(Data entries)
-- -- --
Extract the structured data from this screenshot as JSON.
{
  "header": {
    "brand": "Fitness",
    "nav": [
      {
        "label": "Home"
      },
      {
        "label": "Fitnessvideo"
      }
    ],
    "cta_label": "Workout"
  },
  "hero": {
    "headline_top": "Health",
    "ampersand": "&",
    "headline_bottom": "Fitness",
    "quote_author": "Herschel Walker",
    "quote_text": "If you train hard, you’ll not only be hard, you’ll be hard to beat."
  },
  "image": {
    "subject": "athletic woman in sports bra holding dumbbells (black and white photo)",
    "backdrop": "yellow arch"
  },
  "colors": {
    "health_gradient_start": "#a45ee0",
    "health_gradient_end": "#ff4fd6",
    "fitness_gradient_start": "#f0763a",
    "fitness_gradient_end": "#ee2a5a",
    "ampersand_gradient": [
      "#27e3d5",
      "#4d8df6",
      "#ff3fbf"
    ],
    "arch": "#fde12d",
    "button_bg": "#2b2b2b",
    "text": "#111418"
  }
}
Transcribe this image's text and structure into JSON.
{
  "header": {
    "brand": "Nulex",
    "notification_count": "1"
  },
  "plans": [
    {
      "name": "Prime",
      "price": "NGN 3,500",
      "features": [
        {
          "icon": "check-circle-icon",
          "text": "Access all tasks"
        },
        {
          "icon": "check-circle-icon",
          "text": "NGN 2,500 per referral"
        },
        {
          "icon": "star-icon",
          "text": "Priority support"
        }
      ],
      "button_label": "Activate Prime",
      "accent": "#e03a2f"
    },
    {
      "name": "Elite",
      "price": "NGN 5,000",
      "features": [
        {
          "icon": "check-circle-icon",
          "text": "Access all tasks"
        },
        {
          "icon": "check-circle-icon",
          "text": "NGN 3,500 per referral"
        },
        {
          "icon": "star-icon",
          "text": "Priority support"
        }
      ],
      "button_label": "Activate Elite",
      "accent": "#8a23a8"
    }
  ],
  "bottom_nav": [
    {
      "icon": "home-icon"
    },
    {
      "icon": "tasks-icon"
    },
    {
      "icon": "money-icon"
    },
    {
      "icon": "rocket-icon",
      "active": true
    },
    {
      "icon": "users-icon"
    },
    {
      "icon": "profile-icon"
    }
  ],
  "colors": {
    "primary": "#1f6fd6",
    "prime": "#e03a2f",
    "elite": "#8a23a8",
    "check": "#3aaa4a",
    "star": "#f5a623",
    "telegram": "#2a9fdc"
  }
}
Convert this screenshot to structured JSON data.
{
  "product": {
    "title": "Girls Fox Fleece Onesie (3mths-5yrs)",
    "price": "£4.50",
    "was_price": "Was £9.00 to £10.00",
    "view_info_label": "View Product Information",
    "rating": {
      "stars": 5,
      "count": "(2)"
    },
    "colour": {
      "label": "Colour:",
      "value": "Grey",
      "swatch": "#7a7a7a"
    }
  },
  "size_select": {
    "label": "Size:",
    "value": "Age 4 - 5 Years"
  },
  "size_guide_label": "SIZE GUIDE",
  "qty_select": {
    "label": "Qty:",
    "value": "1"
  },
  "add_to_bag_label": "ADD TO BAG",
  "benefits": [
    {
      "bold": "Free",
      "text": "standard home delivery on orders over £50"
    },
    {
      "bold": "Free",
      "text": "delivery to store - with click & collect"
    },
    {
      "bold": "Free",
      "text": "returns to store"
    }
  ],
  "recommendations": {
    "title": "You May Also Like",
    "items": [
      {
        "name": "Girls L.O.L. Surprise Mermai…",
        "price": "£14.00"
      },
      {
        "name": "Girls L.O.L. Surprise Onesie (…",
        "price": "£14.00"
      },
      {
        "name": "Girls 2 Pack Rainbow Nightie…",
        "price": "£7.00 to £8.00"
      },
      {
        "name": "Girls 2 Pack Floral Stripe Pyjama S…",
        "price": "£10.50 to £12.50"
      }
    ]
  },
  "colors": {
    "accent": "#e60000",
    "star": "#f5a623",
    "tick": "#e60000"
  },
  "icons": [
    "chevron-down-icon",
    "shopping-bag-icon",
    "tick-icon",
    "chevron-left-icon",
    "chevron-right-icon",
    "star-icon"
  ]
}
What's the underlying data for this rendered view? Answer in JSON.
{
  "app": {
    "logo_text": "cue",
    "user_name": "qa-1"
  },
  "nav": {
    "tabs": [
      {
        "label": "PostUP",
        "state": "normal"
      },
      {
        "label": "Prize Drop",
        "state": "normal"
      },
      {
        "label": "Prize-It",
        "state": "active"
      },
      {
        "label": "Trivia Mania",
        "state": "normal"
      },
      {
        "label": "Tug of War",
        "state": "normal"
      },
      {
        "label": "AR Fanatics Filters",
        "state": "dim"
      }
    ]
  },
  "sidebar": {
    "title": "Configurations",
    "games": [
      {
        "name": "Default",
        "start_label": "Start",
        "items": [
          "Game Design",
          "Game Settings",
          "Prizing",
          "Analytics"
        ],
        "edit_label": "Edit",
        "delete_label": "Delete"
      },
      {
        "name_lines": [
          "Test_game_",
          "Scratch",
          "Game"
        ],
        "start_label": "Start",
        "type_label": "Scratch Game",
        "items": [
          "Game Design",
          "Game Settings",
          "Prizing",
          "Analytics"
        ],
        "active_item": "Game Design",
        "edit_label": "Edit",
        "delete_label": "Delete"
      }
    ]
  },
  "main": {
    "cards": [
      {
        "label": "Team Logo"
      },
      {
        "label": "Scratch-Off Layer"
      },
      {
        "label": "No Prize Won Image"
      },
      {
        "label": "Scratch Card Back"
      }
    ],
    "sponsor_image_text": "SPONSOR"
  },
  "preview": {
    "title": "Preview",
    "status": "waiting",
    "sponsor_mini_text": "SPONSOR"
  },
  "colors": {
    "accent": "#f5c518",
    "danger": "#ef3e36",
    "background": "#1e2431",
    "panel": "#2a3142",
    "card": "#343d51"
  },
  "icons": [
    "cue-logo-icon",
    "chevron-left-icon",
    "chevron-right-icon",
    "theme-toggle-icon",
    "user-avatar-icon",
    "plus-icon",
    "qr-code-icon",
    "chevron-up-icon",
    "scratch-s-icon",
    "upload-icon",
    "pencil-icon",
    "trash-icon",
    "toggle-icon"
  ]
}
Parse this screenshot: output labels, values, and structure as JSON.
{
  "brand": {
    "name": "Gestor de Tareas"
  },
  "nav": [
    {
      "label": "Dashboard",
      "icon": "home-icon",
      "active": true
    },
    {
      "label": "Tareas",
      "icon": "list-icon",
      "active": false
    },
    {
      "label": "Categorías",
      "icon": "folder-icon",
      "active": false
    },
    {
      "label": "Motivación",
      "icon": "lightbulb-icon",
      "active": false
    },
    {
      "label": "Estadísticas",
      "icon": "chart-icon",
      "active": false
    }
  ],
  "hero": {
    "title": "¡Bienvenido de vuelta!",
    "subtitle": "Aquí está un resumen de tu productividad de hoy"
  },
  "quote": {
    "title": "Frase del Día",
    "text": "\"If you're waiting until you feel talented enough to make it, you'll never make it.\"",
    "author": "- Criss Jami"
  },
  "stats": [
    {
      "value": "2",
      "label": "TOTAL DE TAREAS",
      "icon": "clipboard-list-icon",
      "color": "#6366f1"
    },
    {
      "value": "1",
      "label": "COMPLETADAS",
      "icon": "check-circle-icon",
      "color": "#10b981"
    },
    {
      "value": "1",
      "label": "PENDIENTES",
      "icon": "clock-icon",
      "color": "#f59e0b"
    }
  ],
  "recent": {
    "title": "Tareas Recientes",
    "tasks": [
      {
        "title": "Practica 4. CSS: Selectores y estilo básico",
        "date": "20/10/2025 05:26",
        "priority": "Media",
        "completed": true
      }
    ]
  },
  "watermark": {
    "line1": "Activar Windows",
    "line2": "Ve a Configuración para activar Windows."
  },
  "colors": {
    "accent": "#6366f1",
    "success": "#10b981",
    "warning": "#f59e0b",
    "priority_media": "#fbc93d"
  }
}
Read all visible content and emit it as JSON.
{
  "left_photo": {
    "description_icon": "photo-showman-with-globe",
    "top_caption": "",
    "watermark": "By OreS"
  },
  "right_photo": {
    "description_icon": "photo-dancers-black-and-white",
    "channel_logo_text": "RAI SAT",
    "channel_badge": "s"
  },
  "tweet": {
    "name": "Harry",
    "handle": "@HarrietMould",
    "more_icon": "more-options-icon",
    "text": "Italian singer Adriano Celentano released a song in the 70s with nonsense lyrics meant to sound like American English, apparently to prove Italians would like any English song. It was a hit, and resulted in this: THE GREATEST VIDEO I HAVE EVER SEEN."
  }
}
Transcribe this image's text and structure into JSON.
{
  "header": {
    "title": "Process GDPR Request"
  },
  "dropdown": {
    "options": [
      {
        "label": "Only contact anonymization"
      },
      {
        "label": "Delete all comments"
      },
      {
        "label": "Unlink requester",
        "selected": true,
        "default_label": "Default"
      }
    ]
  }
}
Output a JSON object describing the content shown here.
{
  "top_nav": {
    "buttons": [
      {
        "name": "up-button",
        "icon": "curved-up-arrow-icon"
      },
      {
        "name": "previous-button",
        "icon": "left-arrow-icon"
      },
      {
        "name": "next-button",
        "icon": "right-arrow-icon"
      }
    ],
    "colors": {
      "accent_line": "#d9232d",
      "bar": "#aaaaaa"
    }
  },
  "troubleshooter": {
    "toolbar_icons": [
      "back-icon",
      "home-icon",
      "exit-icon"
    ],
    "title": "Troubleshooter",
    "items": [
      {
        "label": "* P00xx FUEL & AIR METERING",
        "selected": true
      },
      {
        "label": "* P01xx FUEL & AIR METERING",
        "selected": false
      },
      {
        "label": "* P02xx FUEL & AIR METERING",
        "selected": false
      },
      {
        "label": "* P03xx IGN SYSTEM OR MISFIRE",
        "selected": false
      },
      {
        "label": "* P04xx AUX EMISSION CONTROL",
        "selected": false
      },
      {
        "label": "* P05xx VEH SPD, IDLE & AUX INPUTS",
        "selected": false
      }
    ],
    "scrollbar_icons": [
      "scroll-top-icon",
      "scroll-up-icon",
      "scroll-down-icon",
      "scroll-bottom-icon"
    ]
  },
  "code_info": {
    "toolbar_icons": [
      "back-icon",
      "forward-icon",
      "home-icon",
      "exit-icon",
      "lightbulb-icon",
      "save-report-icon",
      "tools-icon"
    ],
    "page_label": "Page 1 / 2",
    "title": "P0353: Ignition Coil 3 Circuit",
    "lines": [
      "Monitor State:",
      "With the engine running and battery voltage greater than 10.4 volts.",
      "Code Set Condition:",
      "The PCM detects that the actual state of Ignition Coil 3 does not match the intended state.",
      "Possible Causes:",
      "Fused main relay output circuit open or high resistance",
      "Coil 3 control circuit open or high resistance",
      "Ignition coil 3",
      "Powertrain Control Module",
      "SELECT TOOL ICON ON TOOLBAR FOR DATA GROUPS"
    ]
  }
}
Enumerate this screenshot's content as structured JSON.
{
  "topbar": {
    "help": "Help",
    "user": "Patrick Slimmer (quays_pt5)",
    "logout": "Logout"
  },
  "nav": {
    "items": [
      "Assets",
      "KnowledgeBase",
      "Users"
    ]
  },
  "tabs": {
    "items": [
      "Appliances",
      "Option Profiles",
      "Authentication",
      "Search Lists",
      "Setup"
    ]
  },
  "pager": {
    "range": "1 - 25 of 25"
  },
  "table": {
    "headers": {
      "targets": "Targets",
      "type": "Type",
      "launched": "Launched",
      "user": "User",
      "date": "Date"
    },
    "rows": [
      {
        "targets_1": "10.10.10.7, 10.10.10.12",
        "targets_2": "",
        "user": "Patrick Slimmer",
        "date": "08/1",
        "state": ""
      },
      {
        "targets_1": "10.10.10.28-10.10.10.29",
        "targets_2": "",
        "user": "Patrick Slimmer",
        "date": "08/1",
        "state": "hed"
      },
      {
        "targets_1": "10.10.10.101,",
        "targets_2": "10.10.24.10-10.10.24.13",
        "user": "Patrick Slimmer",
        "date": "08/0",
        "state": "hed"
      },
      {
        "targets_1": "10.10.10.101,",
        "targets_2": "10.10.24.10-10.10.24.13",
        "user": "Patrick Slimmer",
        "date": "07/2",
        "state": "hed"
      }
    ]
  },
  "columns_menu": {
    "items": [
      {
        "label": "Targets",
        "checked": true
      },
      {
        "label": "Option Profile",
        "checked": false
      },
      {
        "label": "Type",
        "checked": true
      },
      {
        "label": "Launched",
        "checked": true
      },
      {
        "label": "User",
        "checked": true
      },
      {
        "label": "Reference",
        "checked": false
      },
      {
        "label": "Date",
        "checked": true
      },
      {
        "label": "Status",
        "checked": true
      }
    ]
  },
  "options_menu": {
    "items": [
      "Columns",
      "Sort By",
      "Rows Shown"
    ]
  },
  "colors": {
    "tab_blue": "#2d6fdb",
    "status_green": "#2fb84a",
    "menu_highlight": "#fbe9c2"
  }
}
-- -- --
▸ **PROBLEM STATEMENT**
Show every line of the listing in which the string "resistance" can be found.

▸ **EXERCISE RESULT**
      "Fused main relay output circuit open or high resistance",
      "Coil 3 control circuit open or high resistance",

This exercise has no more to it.